• _Problem description_
Look for the word "Length" in the entries below, then copy every line that has it.

A block of data
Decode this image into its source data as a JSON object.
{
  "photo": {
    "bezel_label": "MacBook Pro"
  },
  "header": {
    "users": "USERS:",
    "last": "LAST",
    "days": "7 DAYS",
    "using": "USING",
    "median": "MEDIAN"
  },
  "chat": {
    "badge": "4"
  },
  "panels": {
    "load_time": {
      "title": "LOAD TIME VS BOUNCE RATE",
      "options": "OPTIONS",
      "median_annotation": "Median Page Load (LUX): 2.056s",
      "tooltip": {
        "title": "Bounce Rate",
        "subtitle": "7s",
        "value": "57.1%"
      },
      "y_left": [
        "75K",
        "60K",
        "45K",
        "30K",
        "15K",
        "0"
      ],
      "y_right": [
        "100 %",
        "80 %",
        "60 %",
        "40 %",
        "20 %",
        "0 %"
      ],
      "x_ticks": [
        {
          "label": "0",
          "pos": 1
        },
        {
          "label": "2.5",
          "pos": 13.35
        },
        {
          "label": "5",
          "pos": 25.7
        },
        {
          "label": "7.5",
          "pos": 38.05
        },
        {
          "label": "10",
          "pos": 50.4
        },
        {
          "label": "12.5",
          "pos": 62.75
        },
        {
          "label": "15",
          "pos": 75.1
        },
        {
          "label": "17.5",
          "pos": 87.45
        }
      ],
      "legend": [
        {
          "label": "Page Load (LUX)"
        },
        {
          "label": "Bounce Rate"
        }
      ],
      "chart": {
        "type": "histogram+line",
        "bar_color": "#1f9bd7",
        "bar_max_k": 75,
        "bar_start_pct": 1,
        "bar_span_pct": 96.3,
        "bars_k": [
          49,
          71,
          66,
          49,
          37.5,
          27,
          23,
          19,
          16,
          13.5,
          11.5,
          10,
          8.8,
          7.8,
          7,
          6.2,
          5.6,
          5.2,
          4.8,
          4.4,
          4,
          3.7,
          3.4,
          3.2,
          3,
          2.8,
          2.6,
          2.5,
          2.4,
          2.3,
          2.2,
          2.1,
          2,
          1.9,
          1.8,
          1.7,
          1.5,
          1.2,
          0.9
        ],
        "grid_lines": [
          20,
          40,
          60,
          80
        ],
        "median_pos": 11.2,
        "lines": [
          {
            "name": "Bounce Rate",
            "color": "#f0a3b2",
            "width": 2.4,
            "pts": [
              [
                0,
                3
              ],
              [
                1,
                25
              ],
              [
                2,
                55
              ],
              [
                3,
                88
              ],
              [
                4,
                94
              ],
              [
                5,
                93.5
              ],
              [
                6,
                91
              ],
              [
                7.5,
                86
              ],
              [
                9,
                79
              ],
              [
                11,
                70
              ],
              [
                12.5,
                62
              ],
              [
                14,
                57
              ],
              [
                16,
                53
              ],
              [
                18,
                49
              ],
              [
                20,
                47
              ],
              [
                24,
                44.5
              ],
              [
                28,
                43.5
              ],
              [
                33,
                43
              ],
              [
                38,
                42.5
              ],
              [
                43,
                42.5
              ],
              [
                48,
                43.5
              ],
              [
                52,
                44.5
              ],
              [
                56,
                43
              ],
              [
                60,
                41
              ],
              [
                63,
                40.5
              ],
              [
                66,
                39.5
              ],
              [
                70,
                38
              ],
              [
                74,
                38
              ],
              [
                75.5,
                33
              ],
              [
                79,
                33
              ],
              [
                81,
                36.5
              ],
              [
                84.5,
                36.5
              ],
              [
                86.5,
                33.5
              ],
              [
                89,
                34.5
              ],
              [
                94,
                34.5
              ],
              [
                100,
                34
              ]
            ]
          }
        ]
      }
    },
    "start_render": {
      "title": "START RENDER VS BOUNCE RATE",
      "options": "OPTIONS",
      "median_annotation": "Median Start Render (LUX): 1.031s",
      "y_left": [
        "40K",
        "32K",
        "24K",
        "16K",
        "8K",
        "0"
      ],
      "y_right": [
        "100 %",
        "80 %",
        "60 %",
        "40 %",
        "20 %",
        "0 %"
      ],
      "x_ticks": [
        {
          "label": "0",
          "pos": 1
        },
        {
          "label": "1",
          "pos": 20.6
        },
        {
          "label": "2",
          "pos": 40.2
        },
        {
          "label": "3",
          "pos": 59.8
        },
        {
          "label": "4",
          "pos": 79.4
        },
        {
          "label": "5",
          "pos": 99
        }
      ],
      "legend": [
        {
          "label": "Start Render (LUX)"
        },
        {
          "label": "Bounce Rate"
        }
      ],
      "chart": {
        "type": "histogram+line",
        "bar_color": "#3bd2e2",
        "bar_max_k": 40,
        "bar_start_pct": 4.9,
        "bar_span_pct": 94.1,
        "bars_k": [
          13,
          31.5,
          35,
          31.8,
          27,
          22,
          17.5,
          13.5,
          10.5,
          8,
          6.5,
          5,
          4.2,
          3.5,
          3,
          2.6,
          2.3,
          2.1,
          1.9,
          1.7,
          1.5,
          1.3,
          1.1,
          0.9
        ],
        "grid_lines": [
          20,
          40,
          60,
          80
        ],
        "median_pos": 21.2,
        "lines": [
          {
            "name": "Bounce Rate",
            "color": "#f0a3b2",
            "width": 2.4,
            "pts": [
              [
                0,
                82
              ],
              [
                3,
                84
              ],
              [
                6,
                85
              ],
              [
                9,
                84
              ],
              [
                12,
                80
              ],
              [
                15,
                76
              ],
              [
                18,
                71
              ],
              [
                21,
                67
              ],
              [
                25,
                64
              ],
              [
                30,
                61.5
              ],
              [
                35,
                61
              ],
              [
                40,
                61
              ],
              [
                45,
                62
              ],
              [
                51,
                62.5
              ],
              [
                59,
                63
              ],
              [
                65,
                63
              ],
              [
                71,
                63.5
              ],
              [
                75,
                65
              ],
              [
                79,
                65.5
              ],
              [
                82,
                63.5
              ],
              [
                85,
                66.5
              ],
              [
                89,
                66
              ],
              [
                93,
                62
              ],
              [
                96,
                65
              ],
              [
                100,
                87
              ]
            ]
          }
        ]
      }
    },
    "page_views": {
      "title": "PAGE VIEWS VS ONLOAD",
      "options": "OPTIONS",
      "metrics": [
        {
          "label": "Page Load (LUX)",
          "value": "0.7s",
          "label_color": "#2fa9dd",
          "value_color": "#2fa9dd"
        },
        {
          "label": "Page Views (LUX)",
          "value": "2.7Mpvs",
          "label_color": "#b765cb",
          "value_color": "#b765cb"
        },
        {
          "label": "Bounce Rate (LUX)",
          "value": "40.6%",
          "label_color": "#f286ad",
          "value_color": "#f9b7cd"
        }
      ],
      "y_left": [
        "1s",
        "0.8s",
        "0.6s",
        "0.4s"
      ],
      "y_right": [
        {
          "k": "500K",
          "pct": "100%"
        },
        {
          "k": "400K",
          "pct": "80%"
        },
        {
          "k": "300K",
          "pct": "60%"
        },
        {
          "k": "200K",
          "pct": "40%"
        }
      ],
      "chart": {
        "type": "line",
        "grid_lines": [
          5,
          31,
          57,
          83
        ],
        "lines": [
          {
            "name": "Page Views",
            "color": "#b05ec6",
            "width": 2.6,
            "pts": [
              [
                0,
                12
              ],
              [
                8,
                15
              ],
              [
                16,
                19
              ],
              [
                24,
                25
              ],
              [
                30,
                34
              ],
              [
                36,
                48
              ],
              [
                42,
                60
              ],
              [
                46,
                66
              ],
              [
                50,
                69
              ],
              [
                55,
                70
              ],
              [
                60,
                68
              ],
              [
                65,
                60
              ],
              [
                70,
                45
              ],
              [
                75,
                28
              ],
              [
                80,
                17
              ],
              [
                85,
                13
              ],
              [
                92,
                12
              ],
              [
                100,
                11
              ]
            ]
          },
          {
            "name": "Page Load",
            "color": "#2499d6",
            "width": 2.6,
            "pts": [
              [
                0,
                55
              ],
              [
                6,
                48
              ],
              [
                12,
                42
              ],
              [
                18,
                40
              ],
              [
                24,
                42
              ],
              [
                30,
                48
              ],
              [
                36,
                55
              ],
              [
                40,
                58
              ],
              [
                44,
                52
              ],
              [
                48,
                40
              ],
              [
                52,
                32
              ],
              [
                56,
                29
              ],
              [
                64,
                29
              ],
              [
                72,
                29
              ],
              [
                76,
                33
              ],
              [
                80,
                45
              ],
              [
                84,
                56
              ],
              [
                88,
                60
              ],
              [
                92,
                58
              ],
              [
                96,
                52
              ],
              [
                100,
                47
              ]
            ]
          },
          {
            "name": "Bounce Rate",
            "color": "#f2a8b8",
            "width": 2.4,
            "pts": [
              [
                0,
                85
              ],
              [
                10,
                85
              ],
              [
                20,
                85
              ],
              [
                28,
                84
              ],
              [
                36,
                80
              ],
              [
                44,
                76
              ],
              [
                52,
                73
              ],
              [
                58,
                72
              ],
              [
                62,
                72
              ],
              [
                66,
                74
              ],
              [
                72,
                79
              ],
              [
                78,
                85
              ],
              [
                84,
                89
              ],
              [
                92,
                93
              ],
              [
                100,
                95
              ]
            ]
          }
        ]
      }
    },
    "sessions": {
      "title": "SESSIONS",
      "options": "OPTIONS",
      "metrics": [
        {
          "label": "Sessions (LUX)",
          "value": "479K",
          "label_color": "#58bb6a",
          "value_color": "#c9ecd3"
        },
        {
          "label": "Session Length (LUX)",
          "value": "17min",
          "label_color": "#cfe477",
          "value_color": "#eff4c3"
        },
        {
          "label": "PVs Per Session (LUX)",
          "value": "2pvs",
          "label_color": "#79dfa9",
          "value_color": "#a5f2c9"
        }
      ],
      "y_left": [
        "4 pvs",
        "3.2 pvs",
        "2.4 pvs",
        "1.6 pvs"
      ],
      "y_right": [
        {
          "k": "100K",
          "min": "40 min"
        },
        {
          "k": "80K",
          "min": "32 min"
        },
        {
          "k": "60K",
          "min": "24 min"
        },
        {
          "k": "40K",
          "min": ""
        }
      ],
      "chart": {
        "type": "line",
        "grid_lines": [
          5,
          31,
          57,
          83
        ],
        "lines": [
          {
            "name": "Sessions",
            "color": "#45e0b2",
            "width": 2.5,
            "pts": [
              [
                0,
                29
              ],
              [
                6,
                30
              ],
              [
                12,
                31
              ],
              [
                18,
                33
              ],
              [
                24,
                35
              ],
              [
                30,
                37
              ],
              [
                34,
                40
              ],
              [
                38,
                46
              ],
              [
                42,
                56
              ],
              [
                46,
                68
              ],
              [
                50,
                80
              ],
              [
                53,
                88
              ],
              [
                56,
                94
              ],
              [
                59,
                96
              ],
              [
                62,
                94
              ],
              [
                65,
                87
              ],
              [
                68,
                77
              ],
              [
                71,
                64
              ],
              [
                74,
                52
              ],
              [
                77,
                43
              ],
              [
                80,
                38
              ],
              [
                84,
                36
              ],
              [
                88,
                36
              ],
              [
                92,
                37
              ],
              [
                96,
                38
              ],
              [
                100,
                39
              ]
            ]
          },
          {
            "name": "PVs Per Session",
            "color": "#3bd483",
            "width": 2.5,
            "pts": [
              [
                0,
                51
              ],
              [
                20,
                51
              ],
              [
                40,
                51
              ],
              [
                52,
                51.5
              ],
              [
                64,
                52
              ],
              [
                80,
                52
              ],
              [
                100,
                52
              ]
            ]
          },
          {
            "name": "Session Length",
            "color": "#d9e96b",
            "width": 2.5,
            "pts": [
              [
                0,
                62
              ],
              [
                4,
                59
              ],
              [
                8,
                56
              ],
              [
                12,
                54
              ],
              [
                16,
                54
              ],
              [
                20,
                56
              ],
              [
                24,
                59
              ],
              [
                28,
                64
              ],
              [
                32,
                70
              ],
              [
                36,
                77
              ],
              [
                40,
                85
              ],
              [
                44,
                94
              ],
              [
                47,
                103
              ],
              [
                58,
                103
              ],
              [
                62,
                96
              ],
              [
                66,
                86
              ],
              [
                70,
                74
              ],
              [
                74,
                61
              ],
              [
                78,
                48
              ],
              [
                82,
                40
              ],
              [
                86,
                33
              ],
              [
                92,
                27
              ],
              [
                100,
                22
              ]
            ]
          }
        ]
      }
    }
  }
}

• _The answer_
          "label": "Session Length (LUX)",
            "name": "Session Length",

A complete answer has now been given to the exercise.